WORK TO COMPLETE: Answer with a single number: the count of lines that hold "ishlab".

# # #

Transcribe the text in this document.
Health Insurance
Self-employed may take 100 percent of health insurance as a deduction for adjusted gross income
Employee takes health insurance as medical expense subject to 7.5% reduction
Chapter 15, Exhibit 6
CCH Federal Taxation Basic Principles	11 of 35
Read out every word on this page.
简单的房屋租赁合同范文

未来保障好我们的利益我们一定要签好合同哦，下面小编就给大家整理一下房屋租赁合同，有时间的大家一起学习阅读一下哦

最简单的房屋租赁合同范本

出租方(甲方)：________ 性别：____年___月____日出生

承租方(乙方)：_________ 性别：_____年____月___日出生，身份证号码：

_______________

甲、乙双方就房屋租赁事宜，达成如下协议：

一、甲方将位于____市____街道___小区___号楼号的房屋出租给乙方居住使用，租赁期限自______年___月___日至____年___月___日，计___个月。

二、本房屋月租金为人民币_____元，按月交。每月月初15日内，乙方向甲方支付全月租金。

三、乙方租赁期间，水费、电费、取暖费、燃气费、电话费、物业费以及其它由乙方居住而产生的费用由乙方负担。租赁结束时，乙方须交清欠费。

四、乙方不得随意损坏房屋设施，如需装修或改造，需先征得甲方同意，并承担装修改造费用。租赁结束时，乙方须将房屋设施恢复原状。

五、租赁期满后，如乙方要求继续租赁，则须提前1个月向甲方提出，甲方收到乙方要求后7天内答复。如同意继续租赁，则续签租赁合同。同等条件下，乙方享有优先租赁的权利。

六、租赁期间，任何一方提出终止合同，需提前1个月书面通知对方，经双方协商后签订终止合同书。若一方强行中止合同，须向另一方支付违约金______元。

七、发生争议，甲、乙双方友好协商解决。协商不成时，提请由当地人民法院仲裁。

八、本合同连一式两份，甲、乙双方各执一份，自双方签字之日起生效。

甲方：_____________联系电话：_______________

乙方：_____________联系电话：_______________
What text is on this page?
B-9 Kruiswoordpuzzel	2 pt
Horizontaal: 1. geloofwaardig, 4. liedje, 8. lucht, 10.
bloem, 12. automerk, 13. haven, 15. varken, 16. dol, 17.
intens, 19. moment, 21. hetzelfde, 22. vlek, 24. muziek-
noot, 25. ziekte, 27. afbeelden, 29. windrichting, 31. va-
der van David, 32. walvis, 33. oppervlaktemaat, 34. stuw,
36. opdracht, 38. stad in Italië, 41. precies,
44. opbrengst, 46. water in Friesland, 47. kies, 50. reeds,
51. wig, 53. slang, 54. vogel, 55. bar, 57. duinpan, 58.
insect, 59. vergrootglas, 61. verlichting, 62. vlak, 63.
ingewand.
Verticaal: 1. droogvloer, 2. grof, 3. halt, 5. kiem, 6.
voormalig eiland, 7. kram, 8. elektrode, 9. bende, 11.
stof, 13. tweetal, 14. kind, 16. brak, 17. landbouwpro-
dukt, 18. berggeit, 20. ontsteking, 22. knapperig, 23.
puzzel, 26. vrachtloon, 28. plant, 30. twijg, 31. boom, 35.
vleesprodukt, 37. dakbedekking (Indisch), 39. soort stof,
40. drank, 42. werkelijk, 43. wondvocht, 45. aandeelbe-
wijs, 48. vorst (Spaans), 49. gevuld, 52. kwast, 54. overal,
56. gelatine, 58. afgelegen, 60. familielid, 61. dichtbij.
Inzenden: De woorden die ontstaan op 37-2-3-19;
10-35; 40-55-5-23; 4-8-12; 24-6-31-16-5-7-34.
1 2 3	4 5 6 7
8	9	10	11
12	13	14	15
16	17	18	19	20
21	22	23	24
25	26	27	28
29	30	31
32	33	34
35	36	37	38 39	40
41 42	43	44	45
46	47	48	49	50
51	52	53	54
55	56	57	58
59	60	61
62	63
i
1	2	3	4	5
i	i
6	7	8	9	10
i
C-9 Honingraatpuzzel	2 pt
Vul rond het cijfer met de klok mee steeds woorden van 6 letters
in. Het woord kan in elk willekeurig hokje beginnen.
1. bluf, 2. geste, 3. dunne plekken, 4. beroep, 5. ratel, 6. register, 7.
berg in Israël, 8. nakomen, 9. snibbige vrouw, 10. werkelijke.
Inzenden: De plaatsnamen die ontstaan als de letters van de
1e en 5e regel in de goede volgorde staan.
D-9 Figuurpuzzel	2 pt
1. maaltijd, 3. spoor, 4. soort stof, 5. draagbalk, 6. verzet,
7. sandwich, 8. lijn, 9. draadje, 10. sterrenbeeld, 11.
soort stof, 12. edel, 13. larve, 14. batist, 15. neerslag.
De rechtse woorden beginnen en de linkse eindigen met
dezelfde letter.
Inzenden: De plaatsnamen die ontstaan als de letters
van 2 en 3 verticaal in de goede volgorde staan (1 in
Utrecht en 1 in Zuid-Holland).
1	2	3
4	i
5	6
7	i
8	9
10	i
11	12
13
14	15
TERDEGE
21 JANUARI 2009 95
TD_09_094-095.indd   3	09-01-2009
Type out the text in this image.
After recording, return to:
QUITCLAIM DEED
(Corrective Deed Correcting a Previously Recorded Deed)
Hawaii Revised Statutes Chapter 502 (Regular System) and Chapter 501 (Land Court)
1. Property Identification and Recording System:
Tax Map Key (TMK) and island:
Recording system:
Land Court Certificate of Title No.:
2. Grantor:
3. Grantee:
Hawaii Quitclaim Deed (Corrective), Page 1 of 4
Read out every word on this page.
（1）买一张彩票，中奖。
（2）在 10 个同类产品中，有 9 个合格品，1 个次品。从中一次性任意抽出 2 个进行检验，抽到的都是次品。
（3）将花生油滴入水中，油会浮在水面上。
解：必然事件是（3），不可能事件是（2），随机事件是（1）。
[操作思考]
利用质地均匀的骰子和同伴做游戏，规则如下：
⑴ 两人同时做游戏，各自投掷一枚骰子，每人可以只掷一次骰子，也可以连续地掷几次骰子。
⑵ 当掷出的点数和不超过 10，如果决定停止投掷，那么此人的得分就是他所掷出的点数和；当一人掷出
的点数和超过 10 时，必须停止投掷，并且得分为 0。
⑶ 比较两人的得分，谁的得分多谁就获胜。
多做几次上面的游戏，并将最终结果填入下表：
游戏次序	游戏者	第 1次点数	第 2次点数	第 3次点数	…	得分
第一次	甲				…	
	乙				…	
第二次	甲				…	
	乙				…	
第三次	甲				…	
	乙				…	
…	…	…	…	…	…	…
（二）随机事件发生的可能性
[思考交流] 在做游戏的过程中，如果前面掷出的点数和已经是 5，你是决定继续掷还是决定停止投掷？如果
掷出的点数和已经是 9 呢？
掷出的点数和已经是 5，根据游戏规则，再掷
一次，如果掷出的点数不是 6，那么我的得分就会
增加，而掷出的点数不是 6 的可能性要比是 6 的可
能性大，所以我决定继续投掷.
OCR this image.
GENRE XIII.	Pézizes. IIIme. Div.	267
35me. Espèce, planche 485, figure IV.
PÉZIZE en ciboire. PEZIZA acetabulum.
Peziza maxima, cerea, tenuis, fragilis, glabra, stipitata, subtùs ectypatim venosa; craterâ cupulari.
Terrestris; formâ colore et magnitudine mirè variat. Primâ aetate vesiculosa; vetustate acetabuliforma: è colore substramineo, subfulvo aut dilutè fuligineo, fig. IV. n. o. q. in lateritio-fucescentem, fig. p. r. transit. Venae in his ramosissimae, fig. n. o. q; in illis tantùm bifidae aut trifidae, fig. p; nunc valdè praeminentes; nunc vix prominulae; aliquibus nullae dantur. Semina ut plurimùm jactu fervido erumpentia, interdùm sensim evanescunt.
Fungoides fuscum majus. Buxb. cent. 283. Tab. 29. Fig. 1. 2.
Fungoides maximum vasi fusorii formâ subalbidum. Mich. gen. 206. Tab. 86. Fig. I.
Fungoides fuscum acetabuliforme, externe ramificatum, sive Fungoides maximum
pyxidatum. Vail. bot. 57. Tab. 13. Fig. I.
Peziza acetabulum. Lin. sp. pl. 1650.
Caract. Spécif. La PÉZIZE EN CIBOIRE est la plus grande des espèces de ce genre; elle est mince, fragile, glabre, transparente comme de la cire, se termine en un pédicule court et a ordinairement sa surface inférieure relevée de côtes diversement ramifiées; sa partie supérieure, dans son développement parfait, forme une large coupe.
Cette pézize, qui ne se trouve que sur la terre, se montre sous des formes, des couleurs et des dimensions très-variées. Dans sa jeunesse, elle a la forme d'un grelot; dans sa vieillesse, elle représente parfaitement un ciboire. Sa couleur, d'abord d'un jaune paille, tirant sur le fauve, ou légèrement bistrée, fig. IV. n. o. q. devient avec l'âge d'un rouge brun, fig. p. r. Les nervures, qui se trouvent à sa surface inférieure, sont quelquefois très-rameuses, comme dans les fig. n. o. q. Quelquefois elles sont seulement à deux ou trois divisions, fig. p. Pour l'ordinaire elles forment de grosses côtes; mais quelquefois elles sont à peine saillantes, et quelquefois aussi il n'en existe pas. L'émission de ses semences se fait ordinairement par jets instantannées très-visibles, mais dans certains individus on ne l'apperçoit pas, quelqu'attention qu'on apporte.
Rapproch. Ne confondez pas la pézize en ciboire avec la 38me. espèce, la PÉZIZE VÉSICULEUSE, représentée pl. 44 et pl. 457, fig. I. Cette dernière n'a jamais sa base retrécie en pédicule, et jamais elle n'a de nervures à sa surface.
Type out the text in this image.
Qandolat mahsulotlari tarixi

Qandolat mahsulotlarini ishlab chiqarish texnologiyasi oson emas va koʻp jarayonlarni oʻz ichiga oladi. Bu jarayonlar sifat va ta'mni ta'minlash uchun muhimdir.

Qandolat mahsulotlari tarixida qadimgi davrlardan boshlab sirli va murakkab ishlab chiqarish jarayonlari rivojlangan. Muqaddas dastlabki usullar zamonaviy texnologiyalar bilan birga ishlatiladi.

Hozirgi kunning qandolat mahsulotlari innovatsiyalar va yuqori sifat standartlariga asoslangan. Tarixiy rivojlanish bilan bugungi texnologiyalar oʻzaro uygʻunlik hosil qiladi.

# # #

OUTPUT BELOW: 2